■ **YOUR INSTRUCTIONS**
Copy each line of the listing below exactly.

===== DATA PROVIDED

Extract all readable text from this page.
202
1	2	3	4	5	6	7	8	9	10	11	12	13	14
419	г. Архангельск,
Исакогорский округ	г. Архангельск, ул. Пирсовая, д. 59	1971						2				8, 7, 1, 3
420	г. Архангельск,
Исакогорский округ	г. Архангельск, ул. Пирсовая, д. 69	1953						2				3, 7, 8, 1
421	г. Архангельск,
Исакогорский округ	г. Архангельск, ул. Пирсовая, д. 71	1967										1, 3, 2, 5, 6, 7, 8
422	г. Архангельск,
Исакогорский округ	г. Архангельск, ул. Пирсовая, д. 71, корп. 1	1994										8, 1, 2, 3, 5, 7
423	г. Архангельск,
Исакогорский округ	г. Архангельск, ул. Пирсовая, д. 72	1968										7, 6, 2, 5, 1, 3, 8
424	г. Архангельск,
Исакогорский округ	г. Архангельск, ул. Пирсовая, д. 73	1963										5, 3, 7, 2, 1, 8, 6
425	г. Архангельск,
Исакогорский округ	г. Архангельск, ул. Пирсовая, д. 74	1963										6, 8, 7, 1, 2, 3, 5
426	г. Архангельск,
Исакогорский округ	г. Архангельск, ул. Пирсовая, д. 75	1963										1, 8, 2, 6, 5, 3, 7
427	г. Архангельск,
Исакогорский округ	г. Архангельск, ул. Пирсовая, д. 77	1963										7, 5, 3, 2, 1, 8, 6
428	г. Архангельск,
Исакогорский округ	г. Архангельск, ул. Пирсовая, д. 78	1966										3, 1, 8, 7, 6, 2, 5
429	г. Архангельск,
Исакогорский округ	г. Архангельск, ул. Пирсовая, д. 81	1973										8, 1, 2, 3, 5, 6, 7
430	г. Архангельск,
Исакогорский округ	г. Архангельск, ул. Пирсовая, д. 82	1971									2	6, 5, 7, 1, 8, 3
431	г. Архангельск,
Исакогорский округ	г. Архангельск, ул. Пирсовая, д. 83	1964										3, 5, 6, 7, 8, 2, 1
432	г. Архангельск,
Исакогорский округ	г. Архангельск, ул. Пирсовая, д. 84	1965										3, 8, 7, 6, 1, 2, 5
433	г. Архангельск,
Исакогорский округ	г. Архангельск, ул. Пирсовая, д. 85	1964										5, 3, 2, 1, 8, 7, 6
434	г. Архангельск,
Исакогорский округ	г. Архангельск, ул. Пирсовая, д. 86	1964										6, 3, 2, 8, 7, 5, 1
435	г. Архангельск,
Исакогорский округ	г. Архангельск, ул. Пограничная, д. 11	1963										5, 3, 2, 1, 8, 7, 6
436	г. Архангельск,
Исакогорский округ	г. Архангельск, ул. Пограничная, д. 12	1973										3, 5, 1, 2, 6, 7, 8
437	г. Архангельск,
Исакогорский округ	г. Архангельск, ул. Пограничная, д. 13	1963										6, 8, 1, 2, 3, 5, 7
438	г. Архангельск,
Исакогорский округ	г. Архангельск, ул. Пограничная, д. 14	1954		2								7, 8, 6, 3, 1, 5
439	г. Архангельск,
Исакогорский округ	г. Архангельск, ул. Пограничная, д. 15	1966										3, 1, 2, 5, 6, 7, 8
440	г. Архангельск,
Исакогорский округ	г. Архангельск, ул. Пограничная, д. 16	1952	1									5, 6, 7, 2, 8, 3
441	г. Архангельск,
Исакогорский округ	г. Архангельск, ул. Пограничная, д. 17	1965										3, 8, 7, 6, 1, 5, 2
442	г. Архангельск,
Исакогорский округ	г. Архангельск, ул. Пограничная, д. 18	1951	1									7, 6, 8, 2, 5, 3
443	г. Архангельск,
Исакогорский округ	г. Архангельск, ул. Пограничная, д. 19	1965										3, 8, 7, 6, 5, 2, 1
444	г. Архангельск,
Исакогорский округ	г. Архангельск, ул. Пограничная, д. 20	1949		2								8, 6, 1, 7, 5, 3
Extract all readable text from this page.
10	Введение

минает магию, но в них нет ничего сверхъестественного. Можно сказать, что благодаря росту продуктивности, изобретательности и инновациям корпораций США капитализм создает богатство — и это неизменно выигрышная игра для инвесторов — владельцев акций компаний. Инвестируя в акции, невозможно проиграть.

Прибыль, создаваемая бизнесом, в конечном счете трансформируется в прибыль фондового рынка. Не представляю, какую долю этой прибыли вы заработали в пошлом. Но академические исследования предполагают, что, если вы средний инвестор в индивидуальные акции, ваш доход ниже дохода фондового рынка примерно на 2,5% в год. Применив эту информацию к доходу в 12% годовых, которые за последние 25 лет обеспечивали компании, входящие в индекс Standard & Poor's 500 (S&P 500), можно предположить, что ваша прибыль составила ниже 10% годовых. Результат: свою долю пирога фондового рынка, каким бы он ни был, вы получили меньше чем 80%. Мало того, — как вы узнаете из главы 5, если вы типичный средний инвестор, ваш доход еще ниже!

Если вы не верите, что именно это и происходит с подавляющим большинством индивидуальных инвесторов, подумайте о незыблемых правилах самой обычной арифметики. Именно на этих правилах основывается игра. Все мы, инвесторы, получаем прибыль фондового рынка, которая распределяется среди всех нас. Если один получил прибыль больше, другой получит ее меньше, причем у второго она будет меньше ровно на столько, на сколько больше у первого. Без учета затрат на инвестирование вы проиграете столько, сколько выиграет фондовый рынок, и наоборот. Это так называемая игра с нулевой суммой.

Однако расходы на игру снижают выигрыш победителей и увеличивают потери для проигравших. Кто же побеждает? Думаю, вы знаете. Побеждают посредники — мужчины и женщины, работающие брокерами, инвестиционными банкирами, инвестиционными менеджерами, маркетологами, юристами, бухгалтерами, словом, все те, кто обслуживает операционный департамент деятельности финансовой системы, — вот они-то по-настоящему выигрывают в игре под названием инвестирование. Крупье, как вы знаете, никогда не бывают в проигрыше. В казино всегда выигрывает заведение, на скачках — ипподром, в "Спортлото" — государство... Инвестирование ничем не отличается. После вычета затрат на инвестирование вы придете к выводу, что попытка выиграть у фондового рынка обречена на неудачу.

==========

■ **SOLUTION FOR THIS PROBLEM**
Extract all readable text from this page.
202
1	2	3	4	5	6	7	8	9	10	11	12	13	14
419	г. Архангельск,
Исакогорский округ	г. Архангельск, ул. Пирсовая, д. 59	1971						2				8, 7, 1, 3
420	г. Архангельск,
Исакогорский округ	г. Архангельск, ул. Пирсовая, д. 69	1953						2				3, 7, 8, 1
421	г. Архангельск,
Исакогорский округ	г. Архангельск, ул. Пирсовая, д. 71	1967										1, 3, 2, 5, 6, 7, 8
422	г. Архангельск,
Исакогорский округ	г. Архангельск, ул. Пирсовая, д. 71, корп. 1	1994										8, 1, 2, 3, 5, 7
423	г. Архангельск,
Исакогорский округ	г. Архангельск, ул. Пирсовая, д. 72	1968										7, 6, 2, 5, 1, 3, 8
424	г. Архангельск,
Исакогорский округ	г. Архангельск, ул. Пирсовая, д. 73	1963										5, 3, 7, 2, 1, 8, 6
425	г. Архангельск,
Исакогорский округ	г. Архангельск, ул. Пирсовая, д. 74	1963										6, 8, 7, 1, 2, 3, 5
426	г. Архангельск,
Исакогорский округ	г. Архангельск, ул. Пирсовая, д. 75	1963										1, 8, 2, 6, 5, 3, 7
427	г. Архангельск,
Исакогорский округ	г. Архангельск, ул. Пирсовая, д. 77	1963										7, 5, 3, 2, 1, 8, 6
428	г. Архангельск,
Исакогорский округ	г. Архангельск, ул. Пирсовая, д. 78	1966										3, 1, 8, 7, 6, 2, 5
429	г. Архангельск,
Исакогорский округ	г. Архангельск, ул. Пирсовая, д. 81	1973										8, 1, 2, 3, 5, 6, 7
430	г. Архангельск,
Исакогорский округ	г. Архангельск, ул. Пирсовая, д. 82	1971									2	6, 5, 7, 1, 8, 3
431	г. Архангельск,
Исакогорский округ	г. Архангельск, ул. Пирсовая, д. 83	1964										3, 5, 6, 7, 8, 2, 1
432	г. Архангельск,
Исакогорский округ	г. Архангельск, ул. Пирсовая, д. 84	1965										3, 8, 7, 6, 1, 2, 5
433	г. Архангельск,
Исакогорский округ	г. Архангельск, ул. Пирсовая, д. 85	1964										5, 3, 2, 1, 8, 7, 6
434	г. Архангельск,
Исакогорский округ	г. Архангельск, ул. Пирсовая, д. 86	1964										6, 3, 2, 8, 7, 5, 1
435	г. Архангельск,
Исакогорский округ	г. Архангельск, ул. Пограничная, д. 11	1963										5, 3, 2, 1, 8, 7, 6
436	г. Архангельск,
Исакогорский округ	г. Архангельск, ул. Пограничная, д. 12	1973										3, 5, 1, 2, 6, 7, 8
437	г. Архангельск,
Исакогорский округ	г. Архангельск, ул. Пограничная, д. 13	1963										6, 8, 1, 2, 3, 5, 7
438	г. Архангельск,
Исакогорский округ	г. Архангельск, ул. Пограничная, д. 14	1954		2								7, 8, 6, 3, 1, 5
439	г. Архангельск,
Исакогорский округ	г. Архангельск, ул. Пограничная, д. 15	1966										3, 1, 2, 5, 6, 7, 8
440	г. Архангельск,
Исакогорский округ	г. Архангельск, ул. Пограничная, д. 16	1952	1									5, 6, 7, 2, 8, 3
441	г. Архангельск,
Исакогорский округ	г. Архангельск, ул. Пограничная, д. 17	1965										3, 8, 7, 6, 1, 5, 2
442	г. Архангельск,
Исакогорский округ	г. Архангельск, ул. Пограничная, д. 18	1951	1									7, 6, 8, 2, 5, 3
443	г. Архангельск,
Исакогорский округ	г. Архангельск, ул. Пограничная, д. 19	1965										3, 8, 7, 6, 5, 2, 1
444	г. Архангельск,
Исакогорский округ	г. Архангельск, ул. Пограничная, д. 20	1949		2								8, 6, 1, 7, 5, 3
Extract all readable text from this page.
10	Введение

минает магию, но в них нет ничего сверхъестественного. Можно сказать, что благодаря росту продуктивности, изобретательности и инновациям корпораций США капитализм создает богатство — и это неизменно выигрышная игра для инвесторов — владельцев акций компаний. Инвестируя в акции, невозможно проиграть.

Прибыль, создаваемая бизнесом, в конечном счете трансформируется в прибыль фондового рынка. Не представляю, какую долю этой прибыли вы заработали в пошлом. Но академические исследования предполагают, что, если вы средний инвестор в индивидуальные акции, ваш доход ниже дохода фондового рынка примерно на 2,5% в год. Применив эту информацию к доходу в 12% годовых, которые за последние 25 лет обеспечивали компании, входящие в индекс Standard & Poor's 500 (S&P 500), можно предположить, что ваша прибыль составила ниже 10% годовых. Результат: свою долю пирога фондового рынка, каким бы он ни был, вы получили меньше чем 80%. Мало того, — как вы узнаете из главы 5, если вы типичный средний инвестор, ваш доход еще ниже!

Если вы не верите, что именно это и происходит с подавляющим большинством индивидуальных инвесторов, подумайте о незыблемых правилах самой обычной арифметики. Именно на этих правилах основывается игра. Все мы, инвесторы, получаем прибыль фондового рынка, которая распределяется среди всех нас. Если один получил прибыль больше, другой получит ее меньше, причем у второго она будет меньше ровно на столько, на сколько больше у первого. Без учета затрат на инвестирование вы проиграете столько, сколько выиграет фондовый рынок, и наоборот. Это так называемая игра с нулевой суммой.

Однако расходы на игру снижают выигрыш победителей и увеличивают потери для проигравших. Кто же побеждает? Думаю, вы знаете. Побеждают посредники — мужчины и женщины, работающие брокерами, инвестиционными банкирами, инвестиционными менеджерами, маркетологами, юристами, бухгалтерами, словом, все те, кто обслуживает операционный департамент деятельности финансовой системы, — вот они-то по-настоящему выигрывают в игре под названием инвестирование. Крупье, как вы знаете, никогда не бывают в проигрыше. В казино всегда выигрывает заведение, на скачках — ипподром, в "Спортлото" — государство... Инвестирование ничем не отличается. После вычета затрат на инвестирование вы придете к выводу, что попытка выиграть у фондового рынка обречена на неудачу.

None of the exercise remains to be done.